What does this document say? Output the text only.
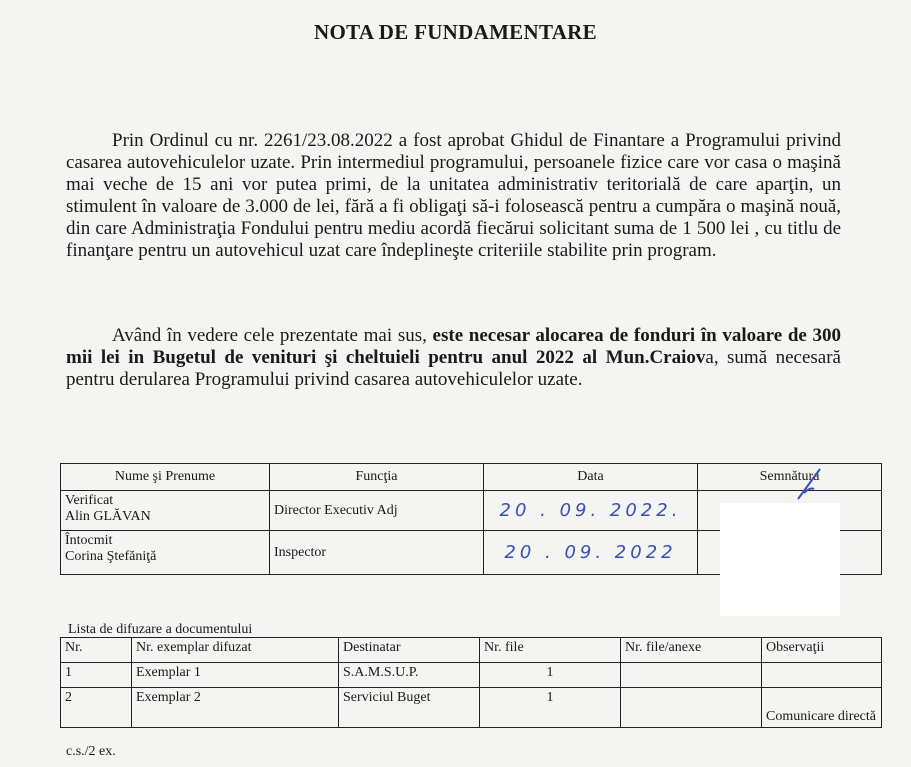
NOTA DE FUNDAMENTARE
Prin Ordinul cu nr. 2261/23.08.2022 a fost aprobat Ghidul de Finantare a Programului privind casarea autovehiculelor uzate. Prin intermediul programului, persoanele fizice care vor casa o maşină mai veche de 15 ani vor putea primi, de la unitatea administrativ teritorială de care aparţin, un stimulent în valoare de 3.000 de lei, fără a fi obligaţi să-i folosească pentru a cumpăra o maşină nouă, din care Administraţia Fondului pentru mediu acordă fiecărui solicitant suma de 1 500 lei , cu titlu de finanţare pentru un autovehicul uzat care îndeplineşte criteriile stabilite prin program.
Având în vedere cele prezentate mai sus, este necesar alocarea de fonduri în valoare de 300 mii lei in Bugetul de venituri şi cheltuieli pentru anul 2022 al Mun.Craiova, sumă necesară pentru derularea Programului privind casarea autovehiculelor uzate.
Nume şi Prenume	Funcţia	Data	Semnătura

Verificat
Alin GLĂVAN	Director Executiv Adj	20 . 09. 2022.	

Întocmit
Corina Ştefăniţă	Inspector	20 . 09. 2022	
Lista de difuzare a documentului
Nr.	Nr. exemplar difuzat	Destinatar	Nr. file	Nr. file/anexe	Observaţii
1	Exemplar 1	S.A.M.S.U.P.	1		
2	Exemplar 2	Serviciul Buget	1		Comunicare directă
c.s./2 ex.
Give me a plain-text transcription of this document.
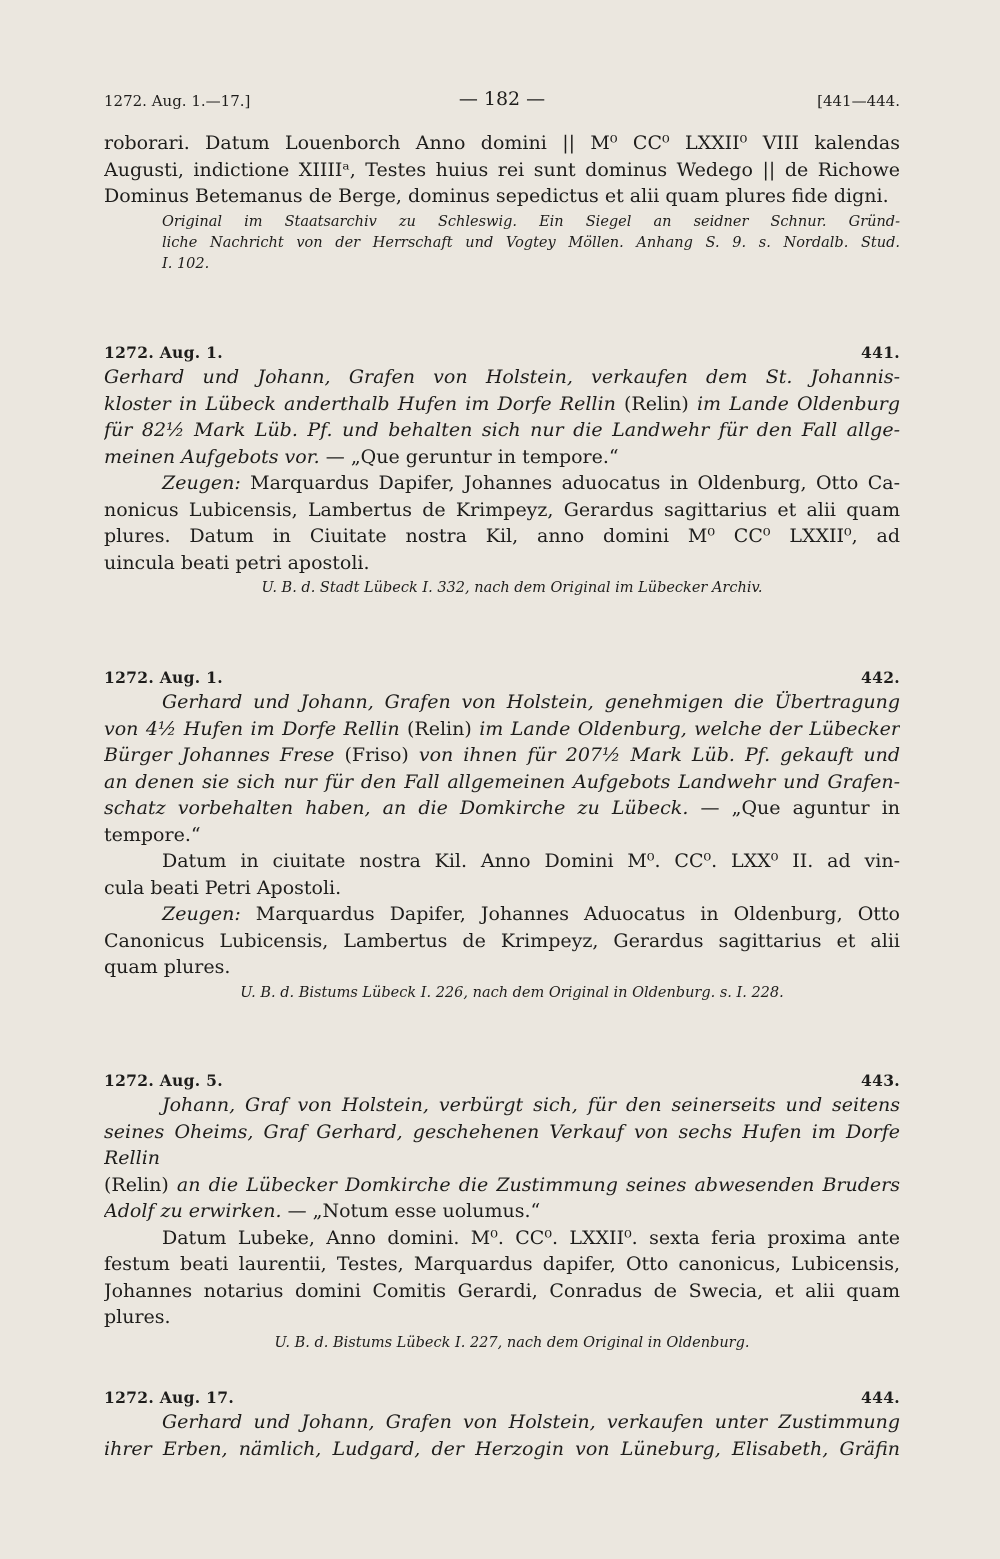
1272. Aug. 1.—17.]	— 182 —	[441—444.
roborari. Datum Louenborch Anno domini || M⁰ CC⁰ LXXII⁰ VIII kalendas
Augusti, indictione XIIIIᵃ, Testes huius rei sunt dominus Wedego || de Richowe
Dominus Betemanus de Berge, dominus sepedictus et alii quam plures fide digni.
Original im Staatsarchiv zu Schleswig. Ein Siegel an seidner Schnur. Gründ-
liche Nachricht von der Herrschaft und Vogtey Möllen. Anhang S. 9. s. Nordalb. Stud.
I. 102.
1272. Aug. 1.	441.
Gerhard und Johann, Grafen von Holstein, verkaufen dem St. Johannis-
kloster in Lübeck anderthalb Hufen im Dorfe Rellin (Relin) im Lande Oldenburg
für 82½ Mark Lüb. Pf. und behalten sich nur die Landwehr für den Fall allge-
meinen Aufgebots vor. — „Que geruntur in tempore.“
Zeugen: Marquardus Dapifer, Johannes aduocatus in Oldenburg, Otto Ca-
nonicus Lubicensis, Lambertus de Krimpeyz, Gerardus sagittarius et alii quam
plures. Datum in Ciuitate nostra Kil, anno domini M⁰ CC⁰ LXXII⁰, ad
uincula beati petri apostoli.
U. B. d. Stadt Lübeck I. 332, nach dem Original im Lübecker Archiv.
1272. Aug. 1.	442.
Gerhard und Johann, Grafen von Holstein, genehmigen die Übertragung
von 4½ Hufen im Dorfe Rellin (Relin) im Lande Oldenburg, welche der Lübecker
Bürger Johannes Frese (Friso) von ihnen für 207½ Mark Lüb. Pf. gekauft und
an denen sie sich nur für den Fall allgemeinen Aufgebots Landwehr und Grafen-
schatz vorbehalten haben, an die Domkirche zu Lübeck. — „Que aguntur in
tempore.“
Datum in ciuitate nostra Kil. Anno Domini M⁰. CC⁰. LXX⁰ II. ad vin-
cula beati Petri Apostoli.
Zeugen: Marquardus Dapifer, Johannes Aduocatus in Oldenburg, Otto
Canonicus Lubicensis, Lambertus de Krimpeyz, Gerardus sagittarius et alii
quam plures.
U. B. d. Bistums Lübeck I. 226, nach dem Original in Oldenburg. s. I. 228.
1272. Aug. 5.	443.
Johann, Graf von Holstein, verbürgt sich, für den seinerseits und seitens
seines Oheims, Graf Gerhard, geschehenen Verkauf von sechs Hufen im Dorfe Rellin
(Relin) an die Lübecker Domkirche die Zustimmung seines abwesenden Bruders
Adolf zu erwirken. — „Notum esse uolumus.“
Datum Lubeke, Anno domini. M⁰. CC⁰. LXXII⁰. sexta feria proxima ante
festum beati laurentii, Testes, Marquardus dapifer, Otto canonicus, Lubicensis,
Johannes notarius domini Comitis Gerardi, Conradus de Swecia, et alii quam
plures.
U. B. d. Bistums Lübeck I. 227, nach dem Original in Oldenburg.
1272. Aug. 17.	444.
Gerhard und Johann, Grafen von Holstein, verkaufen unter Zustimmung
ihrer Erben, nämlich, Ludgard, der Herzogin von Lüneburg, Elisabeth, Gräfin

| What is required |
Point out every line holding the string "Original" and copy it.

| Final answer |
Original im Staatsarchiv zu Schleswig. Ein Siegel an seidner Schnur. Gründ-
U. B. d. Stadt Lübeck I. 332, nach dem Original im Lübecker Archiv.
U. B. d. Bistums Lübeck I. 226, nach dem Original in Oldenburg. s. I. 228.
U. B. d. Bistums Lübeck I. 227, nach dem Original in Oldenburg.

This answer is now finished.